■ Task ■
Extract and list every line that contains the word "JSON".

— begin Extracted material —

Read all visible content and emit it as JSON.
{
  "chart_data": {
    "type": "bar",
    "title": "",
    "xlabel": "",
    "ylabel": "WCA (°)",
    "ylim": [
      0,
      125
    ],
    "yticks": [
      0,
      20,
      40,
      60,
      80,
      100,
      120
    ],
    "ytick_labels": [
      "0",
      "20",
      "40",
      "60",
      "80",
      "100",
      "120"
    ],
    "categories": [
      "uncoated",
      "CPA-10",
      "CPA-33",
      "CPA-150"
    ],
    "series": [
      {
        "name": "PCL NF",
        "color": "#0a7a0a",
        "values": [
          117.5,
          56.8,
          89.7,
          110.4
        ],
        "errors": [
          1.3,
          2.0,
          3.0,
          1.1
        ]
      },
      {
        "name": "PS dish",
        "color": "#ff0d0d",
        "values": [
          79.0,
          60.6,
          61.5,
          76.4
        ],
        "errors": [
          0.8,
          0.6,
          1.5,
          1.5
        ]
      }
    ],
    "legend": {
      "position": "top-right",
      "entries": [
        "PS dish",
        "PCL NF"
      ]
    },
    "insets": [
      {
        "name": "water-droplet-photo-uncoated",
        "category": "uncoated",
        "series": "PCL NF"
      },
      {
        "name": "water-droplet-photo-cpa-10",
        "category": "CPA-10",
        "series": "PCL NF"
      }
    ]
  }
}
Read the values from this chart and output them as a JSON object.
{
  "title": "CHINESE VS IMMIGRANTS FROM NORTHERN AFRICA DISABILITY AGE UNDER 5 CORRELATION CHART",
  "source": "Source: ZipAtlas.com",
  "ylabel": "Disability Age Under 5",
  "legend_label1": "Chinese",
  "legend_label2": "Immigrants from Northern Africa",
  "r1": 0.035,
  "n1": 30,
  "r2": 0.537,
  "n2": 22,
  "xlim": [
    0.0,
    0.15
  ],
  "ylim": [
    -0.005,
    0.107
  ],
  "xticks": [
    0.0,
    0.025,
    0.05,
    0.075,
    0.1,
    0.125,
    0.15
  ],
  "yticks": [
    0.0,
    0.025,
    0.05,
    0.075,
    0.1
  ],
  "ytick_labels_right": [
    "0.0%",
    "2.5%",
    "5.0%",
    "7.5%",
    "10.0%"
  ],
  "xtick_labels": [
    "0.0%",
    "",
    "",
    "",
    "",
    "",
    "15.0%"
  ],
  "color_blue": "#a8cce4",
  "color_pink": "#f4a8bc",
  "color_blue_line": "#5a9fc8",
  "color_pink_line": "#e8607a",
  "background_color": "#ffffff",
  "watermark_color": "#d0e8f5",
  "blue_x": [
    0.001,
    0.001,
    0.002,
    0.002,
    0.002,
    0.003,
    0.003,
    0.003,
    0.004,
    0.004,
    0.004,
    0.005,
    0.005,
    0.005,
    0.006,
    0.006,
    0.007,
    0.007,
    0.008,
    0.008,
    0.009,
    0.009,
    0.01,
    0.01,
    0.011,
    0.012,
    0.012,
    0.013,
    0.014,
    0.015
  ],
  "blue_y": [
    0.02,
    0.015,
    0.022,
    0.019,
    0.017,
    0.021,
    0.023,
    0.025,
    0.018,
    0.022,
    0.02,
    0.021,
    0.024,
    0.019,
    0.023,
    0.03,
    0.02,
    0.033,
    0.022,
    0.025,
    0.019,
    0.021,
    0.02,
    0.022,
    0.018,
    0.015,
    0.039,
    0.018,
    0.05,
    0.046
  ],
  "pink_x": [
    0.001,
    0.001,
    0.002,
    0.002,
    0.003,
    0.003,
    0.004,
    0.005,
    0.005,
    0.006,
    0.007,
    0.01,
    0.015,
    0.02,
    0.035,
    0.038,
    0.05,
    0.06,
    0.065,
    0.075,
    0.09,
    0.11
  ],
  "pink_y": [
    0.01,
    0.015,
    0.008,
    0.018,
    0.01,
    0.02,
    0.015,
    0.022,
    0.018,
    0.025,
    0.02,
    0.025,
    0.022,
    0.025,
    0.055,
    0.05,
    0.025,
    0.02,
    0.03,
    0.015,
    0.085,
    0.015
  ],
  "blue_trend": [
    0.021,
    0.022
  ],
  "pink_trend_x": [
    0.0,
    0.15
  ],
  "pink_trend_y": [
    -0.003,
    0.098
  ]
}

— end Extracted material —

■ Exercise response ■
Read all visible content and emit it as JSON.
Read the values from this chart and output them as a JSON object.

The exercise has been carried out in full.